## [WHAT IS REQUIRED]
From the entries below, gather every line containing the string "zydaibao".

## [RECORD EXCERPTS]
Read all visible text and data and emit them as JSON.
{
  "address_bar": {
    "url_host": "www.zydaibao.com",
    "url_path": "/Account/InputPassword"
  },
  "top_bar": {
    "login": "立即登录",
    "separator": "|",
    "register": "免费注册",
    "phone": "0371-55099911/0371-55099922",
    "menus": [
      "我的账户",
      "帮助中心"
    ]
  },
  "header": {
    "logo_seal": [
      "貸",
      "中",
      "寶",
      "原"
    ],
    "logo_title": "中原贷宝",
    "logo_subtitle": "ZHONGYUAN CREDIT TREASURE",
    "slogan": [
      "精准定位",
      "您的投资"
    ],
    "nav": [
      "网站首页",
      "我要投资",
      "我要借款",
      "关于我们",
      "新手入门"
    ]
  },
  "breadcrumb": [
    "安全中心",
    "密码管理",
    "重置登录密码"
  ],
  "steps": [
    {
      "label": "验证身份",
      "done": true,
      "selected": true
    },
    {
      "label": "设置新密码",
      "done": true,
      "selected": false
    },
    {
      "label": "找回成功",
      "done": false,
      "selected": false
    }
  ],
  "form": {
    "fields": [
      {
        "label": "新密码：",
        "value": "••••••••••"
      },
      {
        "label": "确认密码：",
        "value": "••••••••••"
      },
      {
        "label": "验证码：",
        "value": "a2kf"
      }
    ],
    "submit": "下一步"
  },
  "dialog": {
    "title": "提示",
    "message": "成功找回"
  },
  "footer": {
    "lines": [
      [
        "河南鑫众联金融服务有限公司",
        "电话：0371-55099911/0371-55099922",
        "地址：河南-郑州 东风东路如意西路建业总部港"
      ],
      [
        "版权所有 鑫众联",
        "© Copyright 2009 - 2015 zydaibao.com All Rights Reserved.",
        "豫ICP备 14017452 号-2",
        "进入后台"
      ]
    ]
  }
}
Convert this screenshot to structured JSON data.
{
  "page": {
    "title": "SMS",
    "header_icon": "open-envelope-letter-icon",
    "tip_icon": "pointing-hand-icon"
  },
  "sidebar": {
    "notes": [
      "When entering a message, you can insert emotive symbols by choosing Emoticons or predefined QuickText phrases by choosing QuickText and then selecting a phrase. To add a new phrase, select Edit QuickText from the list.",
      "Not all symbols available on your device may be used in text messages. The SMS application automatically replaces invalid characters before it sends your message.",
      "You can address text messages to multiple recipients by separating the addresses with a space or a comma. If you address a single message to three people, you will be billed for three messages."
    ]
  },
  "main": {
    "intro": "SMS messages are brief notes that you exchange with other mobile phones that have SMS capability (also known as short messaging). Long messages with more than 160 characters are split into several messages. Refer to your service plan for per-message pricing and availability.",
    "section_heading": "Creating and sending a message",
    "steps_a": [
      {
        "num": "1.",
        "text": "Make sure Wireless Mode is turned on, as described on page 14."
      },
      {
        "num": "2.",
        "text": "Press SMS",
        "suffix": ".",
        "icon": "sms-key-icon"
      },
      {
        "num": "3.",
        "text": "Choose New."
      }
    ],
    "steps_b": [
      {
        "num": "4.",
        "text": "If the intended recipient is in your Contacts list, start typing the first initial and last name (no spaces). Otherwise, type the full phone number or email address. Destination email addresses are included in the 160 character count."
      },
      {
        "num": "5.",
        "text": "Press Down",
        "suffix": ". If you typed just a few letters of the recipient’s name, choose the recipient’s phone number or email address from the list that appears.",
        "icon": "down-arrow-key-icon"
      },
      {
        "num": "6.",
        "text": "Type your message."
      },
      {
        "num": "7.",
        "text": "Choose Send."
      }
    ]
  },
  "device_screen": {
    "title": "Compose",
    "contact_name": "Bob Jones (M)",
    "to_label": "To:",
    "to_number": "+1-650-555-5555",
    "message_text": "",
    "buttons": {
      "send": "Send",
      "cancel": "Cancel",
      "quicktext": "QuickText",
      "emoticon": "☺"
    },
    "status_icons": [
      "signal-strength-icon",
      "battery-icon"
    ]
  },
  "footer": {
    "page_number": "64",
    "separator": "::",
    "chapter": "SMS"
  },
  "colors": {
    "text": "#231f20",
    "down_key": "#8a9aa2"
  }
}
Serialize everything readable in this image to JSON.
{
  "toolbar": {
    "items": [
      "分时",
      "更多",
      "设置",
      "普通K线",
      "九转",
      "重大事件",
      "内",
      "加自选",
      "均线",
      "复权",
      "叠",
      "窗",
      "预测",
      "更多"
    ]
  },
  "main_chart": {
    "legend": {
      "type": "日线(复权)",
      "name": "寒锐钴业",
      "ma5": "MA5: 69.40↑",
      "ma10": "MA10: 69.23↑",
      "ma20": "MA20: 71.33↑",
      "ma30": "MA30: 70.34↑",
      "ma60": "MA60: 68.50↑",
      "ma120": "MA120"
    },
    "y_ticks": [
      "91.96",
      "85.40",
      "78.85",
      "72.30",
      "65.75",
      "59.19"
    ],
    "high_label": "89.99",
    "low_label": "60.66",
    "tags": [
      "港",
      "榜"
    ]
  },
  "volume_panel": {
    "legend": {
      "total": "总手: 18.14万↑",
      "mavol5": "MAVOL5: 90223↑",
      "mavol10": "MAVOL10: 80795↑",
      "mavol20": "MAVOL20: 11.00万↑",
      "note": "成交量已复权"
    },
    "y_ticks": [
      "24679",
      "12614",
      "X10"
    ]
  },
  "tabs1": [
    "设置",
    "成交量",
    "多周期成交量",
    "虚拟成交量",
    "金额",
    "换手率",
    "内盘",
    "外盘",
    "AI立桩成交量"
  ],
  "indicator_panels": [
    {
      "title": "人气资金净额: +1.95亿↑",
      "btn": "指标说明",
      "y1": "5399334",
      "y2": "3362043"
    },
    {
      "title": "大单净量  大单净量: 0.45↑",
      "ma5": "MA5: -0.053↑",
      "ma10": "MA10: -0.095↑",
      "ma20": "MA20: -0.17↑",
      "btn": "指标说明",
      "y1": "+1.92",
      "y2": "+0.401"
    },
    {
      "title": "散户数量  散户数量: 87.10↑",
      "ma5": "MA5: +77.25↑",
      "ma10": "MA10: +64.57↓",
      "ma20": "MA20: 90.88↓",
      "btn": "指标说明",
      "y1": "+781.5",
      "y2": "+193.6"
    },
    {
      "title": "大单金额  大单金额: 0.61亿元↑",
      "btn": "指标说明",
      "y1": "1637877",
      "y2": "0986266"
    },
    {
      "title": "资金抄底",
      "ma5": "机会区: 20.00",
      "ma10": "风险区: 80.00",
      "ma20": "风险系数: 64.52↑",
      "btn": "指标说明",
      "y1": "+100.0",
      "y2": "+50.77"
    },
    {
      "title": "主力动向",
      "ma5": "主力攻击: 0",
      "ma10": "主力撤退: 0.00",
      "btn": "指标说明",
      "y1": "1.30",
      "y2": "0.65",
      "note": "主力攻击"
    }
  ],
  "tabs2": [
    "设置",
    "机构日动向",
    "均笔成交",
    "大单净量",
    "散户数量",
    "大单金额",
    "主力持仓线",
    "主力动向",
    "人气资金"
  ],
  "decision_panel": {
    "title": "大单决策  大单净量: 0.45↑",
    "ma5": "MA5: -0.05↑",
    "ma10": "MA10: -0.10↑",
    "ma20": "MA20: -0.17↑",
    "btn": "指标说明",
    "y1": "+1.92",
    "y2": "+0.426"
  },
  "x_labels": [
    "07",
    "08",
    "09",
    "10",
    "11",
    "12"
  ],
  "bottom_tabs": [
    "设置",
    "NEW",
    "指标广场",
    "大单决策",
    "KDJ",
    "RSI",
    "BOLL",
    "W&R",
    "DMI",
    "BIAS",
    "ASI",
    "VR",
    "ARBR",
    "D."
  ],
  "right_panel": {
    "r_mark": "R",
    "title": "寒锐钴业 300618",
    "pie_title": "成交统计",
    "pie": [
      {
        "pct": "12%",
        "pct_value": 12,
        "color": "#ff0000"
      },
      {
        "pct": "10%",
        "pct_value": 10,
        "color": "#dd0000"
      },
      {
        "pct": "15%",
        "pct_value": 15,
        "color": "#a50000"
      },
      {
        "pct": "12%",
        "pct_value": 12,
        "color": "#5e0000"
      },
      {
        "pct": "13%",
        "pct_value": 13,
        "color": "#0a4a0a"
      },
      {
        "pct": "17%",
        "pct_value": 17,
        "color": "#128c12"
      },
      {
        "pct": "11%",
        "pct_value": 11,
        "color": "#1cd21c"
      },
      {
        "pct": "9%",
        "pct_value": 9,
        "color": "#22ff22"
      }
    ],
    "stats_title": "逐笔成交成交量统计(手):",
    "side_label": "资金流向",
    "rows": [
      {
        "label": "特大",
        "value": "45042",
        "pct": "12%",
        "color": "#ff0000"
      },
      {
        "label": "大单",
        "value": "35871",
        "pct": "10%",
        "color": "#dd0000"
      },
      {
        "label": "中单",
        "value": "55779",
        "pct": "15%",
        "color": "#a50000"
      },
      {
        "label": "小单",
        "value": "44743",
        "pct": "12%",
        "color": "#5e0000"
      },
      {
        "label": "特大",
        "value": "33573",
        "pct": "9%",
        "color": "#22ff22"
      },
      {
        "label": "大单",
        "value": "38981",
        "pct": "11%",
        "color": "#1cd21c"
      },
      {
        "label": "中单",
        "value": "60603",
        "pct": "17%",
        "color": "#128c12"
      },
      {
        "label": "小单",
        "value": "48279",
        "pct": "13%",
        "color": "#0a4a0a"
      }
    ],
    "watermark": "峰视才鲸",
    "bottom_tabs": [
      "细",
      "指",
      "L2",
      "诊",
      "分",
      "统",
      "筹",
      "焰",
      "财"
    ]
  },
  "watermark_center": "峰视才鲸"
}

## [FULL SOLUTION]
    "url_host": "www.zydaibao.com",
        "© Copyright 2009 - 2015 zydaibao.com All Rights Reserved.",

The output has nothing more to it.